• What to produce:
Omit the images, then print each record below exactly as it reads.

[Extracted data entries]
------------------------

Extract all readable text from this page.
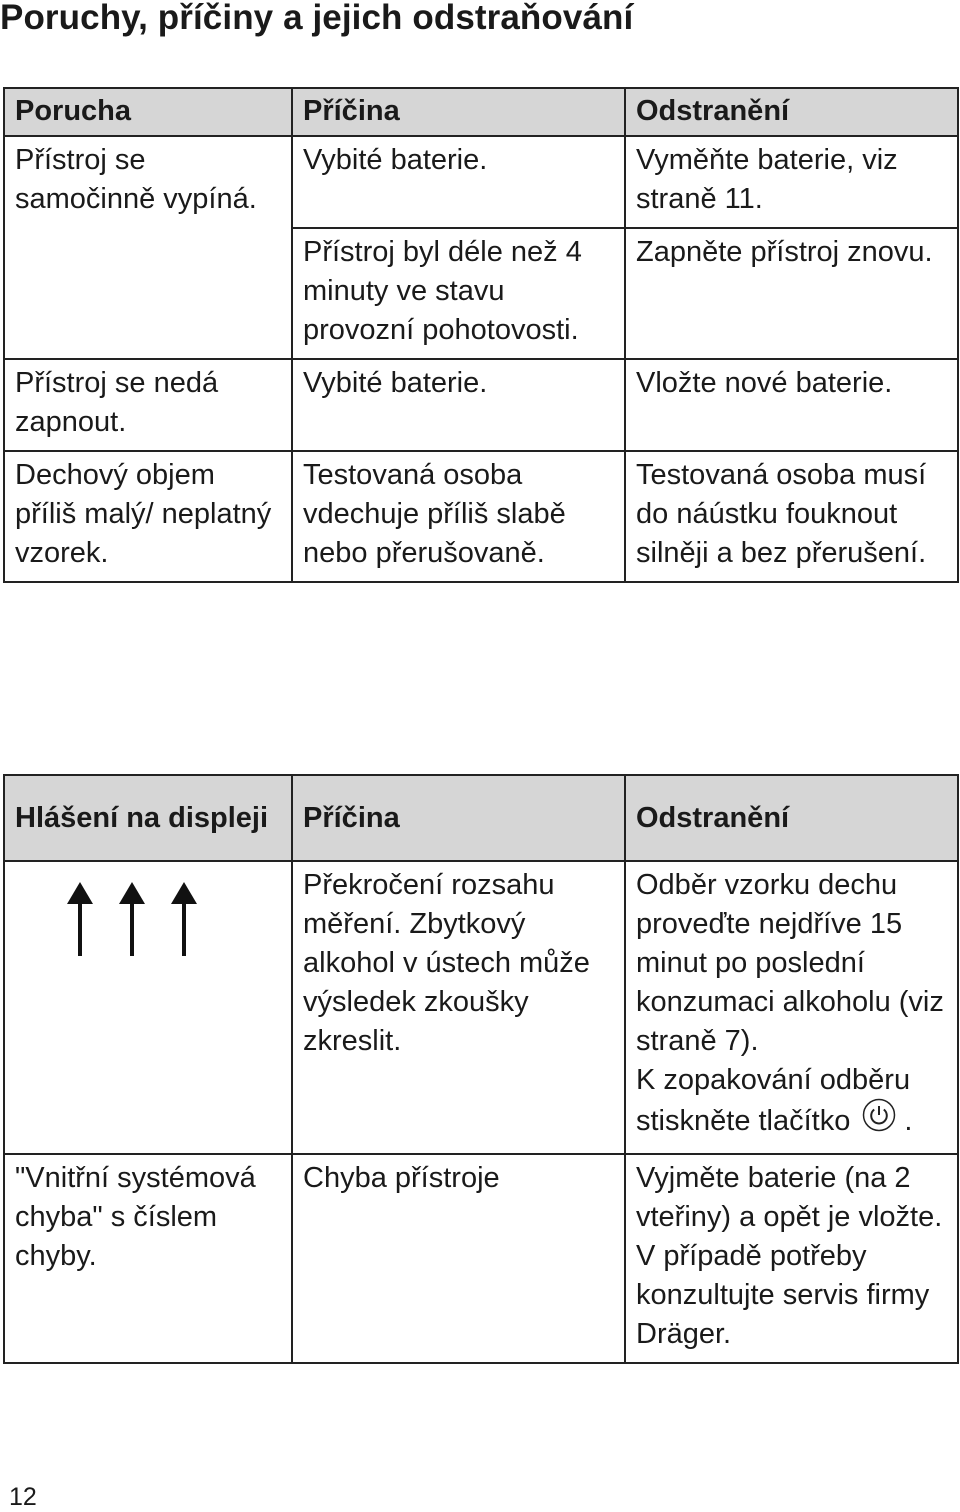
Poruchy, příčiny a jejich odstraňování
Porucha	Příčina	Odstranění
Přístroj se samočinně vypíná.	Vybité baterie.	Vyměňte baterie, viz straně 11.
	Přístroj byl déle než 4 minuty ve stavu provozní pohotovosti.	Zapněte přístroj znovu.
Přístroj se nedá zapnout.	Vybité baterie.	Vložte nové baterie.
Dechový objem příliš malý/ neplatný vzorek.	Testovaná osoba vdechuje příliš slabě nebo přerušovaně.	Testovaná osoba musí do náústku fouknout silněji a bez přerušení.
Hlášení na displeji	Příčina	Odstranění
	Překročení rozsahu měření. Zbytkový alkohol v ústech může výsledek zkoušky zkreslit.	Odběr vzorku dechu proveďte nejdříve 15 minut po poslední konzumaci alkoholu (viz straně 7).
K zopakování odběru stiskněte tlačítko .
"Vnitřní systémová chyba" s číslem chyby.	Chyba přístroje	Vyjměte baterie (na 2 vteřiny) a opět je vložte. V případě potřeby konzultujte servis firmy Dräger.
12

------------------------

• Task result:
Extract all readable text from this page.
Poruchy, příčiny a jejich odstraňování
Porucha	Příčina	Odstranění
Přístroj se samočinně vypíná.	Vybité baterie.	Vyměňte baterie, viz straně 11.
	Přístroj byl déle než 4 minuty ve stavu provozní pohotovosti.	Zapněte přístroj znovu.
Přístroj se nedá zapnout.	Vybité baterie.	Vložte nové baterie.
Dechový objem příliš malý/ neplatný vzorek.	Testovaná osoba vdechuje příliš slabě nebo přerušovaně.	Testovaná osoba musí do náústku fouknout silněji a bez přerušení.
Hlášení na displeji	Příčina	Odstranění
	Překročení rozsahu měření. Zbytkový alkohol v ústech může výsledek zkoušky zkreslit.	Odběr vzorku dechu proveďte nejdříve 15 minut po poslední konzumaci alkoholu (viz straně 7).
K zopakování odběru stiskněte tlačítko .
"Vnitřní systémová chyba" s číslem chyby.	Chyba přístroje	Vyjměte baterie (na 2 vteřiny) a opět je vložte. V případě potřeby konzultujte servis firmy Dräger.
12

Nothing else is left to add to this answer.